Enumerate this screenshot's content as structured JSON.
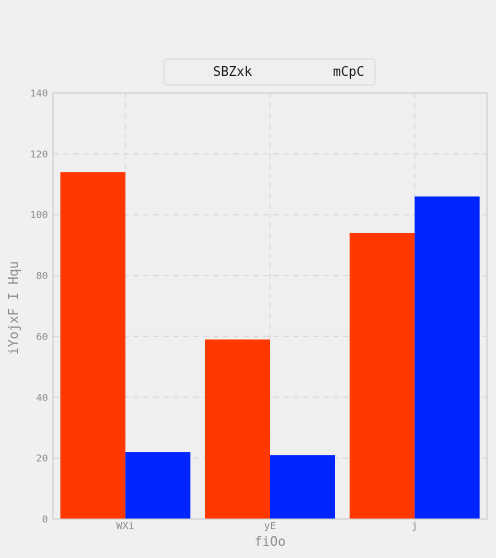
{
  "chart_data": {
    "type": "bar",
    "title": "",
    "xlabel": "fiOo",
    "ylabel": "iYojxF I  Hqu",
    "categories": [
      "WXi",
      "yE",
      "j"
    ],
    "series": [
      {
        "name": "SBZxk",
        "values": [
          114,
          59,
          94
        ],
        "color": "#ff3800"
      },
      {
        "name": "mCpC",
        "values": [
          22,
          21,
          106
        ],
        "color": "#0025ff"
      }
    ],
    "ylim": [
      0,
      140
    ],
    "yticks": [
      0,
      20,
      40,
      60,
      80,
      100,
      120,
      140
    ],
    "grid": true,
    "legend_position": "top-center"
  },
  "colors": {
    "background": "#f0f0f0",
    "plot_background": "#efefef",
    "grid": "#d8d8d8",
    "axis_text": "#8c8c8c"
  }
}
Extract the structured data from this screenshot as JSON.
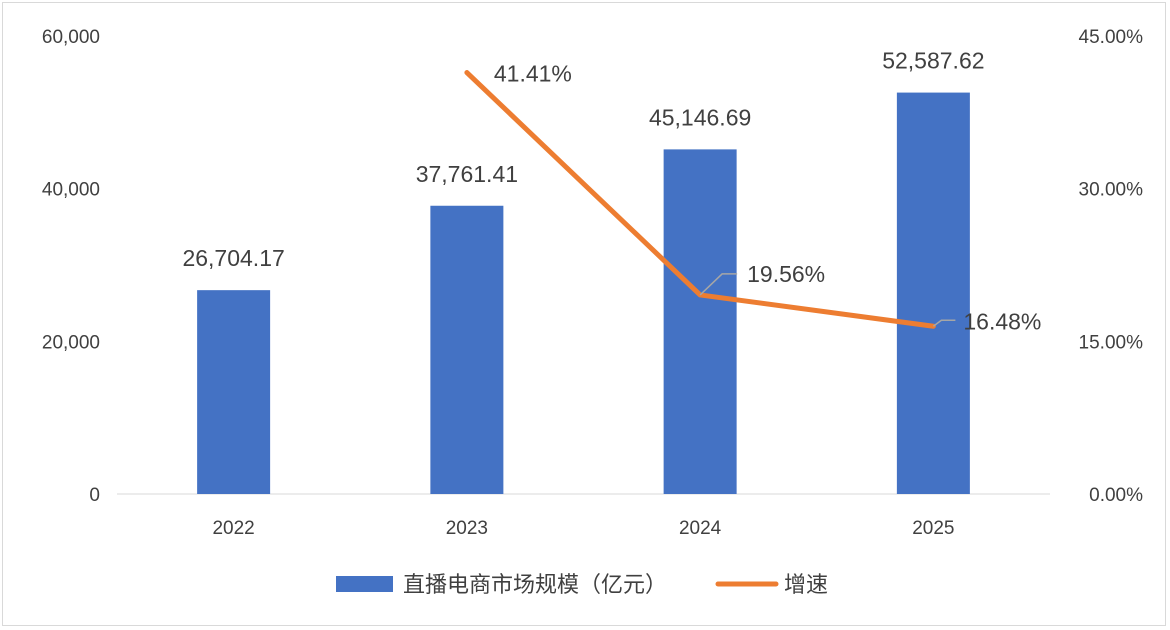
{
  "chart_data": {
    "type": "bar+line",
    "categories": [
      "2022",
      "2023",
      "2024",
      "2025"
    ],
    "series": [
      {
        "name": "直播电商市场规模（亿元）",
        "type": "bar",
        "axis": "left",
        "color": "#4472C4",
        "values": [
          26704.17,
          37761.41,
          45146.69,
          52587.62
        ],
        "labels": [
          "26,704.17",
          "37,761.41",
          "45,146.69",
          "52,587.62"
        ]
      },
      {
        "name": "增速",
        "type": "line",
        "axis": "right",
        "color": "#ED7D31",
        "values": [
          null,
          41.41,
          19.56,
          16.48
        ],
        "labels": [
          "",
          "41.41%",
          "19.56%",
          "16.48%"
        ]
      }
    ],
    "left_axis": {
      "ylim": [
        0,
        60000
      ],
      "ticks": [
        0,
        20000,
        40000,
        60000
      ],
      "tick_labels": [
        "0",
        "20,000",
        "40,000",
        "60,000"
      ]
    },
    "right_axis": {
      "ylim": [
        0,
        45
      ],
      "ticks": [
        0,
        15,
        30,
        45
      ],
      "tick_labels": [
        "0.00%",
        "15.00%",
        "30.00%",
        "45.00%"
      ]
    },
    "grid": false,
    "legend": "bottom",
    "title": ""
  }
}
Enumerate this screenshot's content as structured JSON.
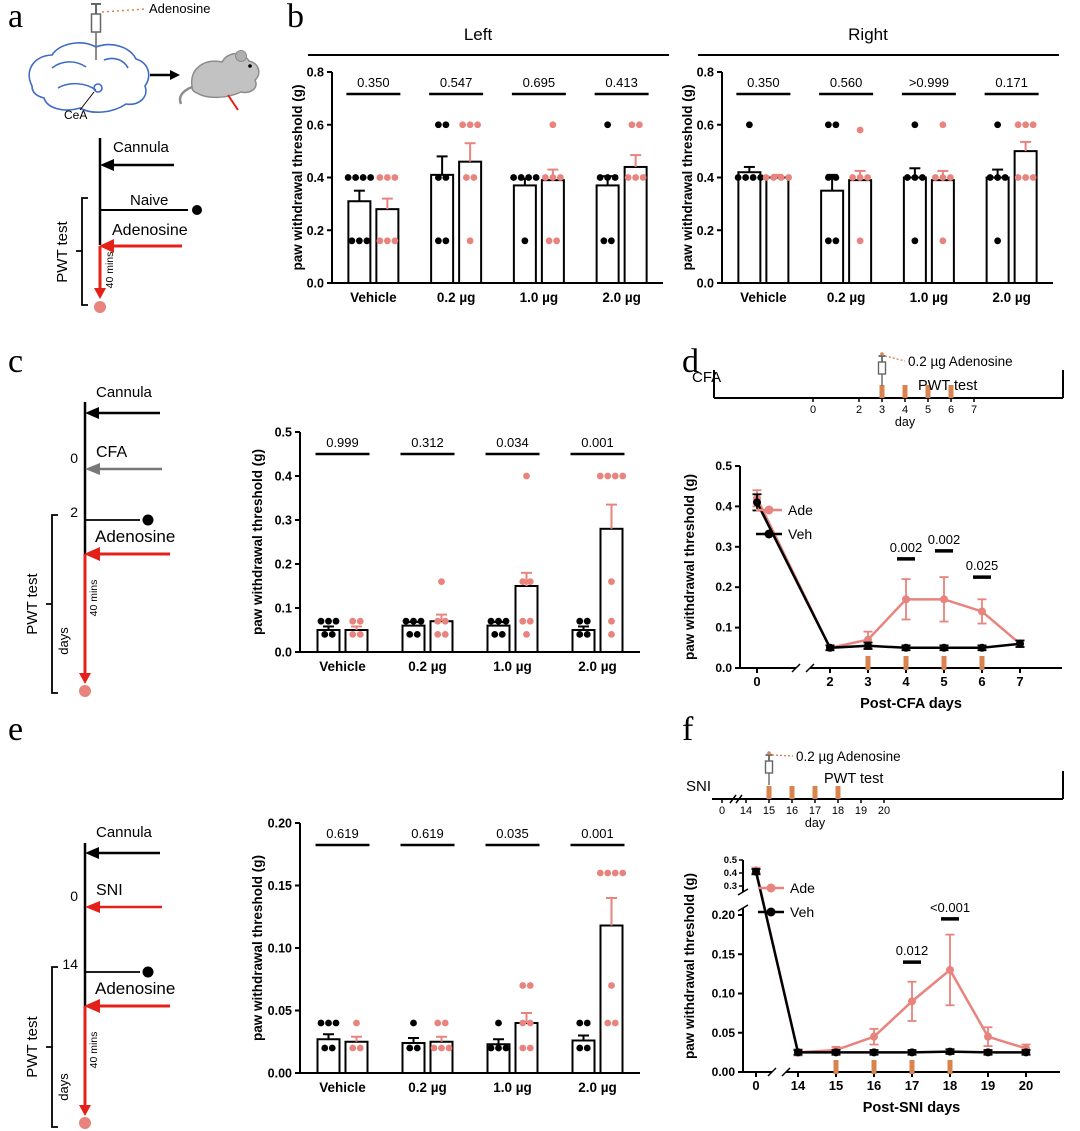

※ ※ ※

### EXERCISE REQUIREMENTS
Excluding the pictures, restate the records above word for word.

### TASK RESULT
Enumerate this screenshot's content as structured JSON.
{
  "chart_data": {
    "type": "bar",
    "title": "",
    "xlabel": "fiOo",
    "ylabel": "iYojxF I  Hqu",
    "categories": [
      "WXi",
      "yE",
      "j"
    ],
    "series": [
      {
        "name": "SBZxk",
        "values": [
          114,
          59,
          94
        ],
        "color": "#ff3800"
      },
      {
        "name": "mCpC",
        "values": [
          22,
          21,
          106
        ],
        "color": "#0025ff"
      }
    ],
    "ylim": [
      0,
      140
    ],
    "yticks": [
      0,
      20,
      40,
      60,
      80,
      100,
      120,
      140
    ],
    "grid": true,
    "legend_position": "top-center"
  },
  "colors": {
    "background": "#f0f0f0",
    "plot_background": "#efefef",
    "grid": "#d8d8d8",
    "axis_text": "#8c8c8c"
  }
}
Extract the structured data from this screenshot as JSON.
{
  "chart_data": {
    "type": "bar+line",
    "categories": [
      "2022",
      "2023",
      "2024",
      "2025"
    ],
    "series": [
      {
        "name": "直播电商市场规模（亿元）",
        "type": "bar",
        "axis": "left",
        "color": "#4472C4",
        "values": [
          26704.17,
          37761.41,
          45146.69,
          52587.62
        ],
        "labels": [
          "26,704.17",
          "37,761.41",
          "45,146.69",
          "52,587.62"
        ]
      },
      {
        "name": "增速",
        "type": "line",
        "axis": "right",
        "color": "#ED7D31",
        "values": [
          null,
          41.41,
          19.56,
          16.48
        ],
        "labels": [
          "",
          "41.41%",
          "19.56%",
          "16.48%"
        ]
      }
    ],
    "left_axis": {
      "ylim": [
        0,
        60000
      ],
      "ticks": [
        0,
        20000,
        40000,
        60000
      ],
      "tick_labels": [
        "0",
        "20,000",
        "40,000",
        "60,000"
      ]
    },
    "right_axis": {
      "ylim": [
        0,
        45
      ],
      "ticks": [
        0,
        15,
        30,
        45
      ],
      "tick_labels": [
        "0.00%",
        "15.00%",
        "30.00%",
        "45.00%"
      ]
    },
    "grid": false,
    "legend": "bottom",
    "title": ""
  }
}
Enumerate this screenshot's content as structured JSON.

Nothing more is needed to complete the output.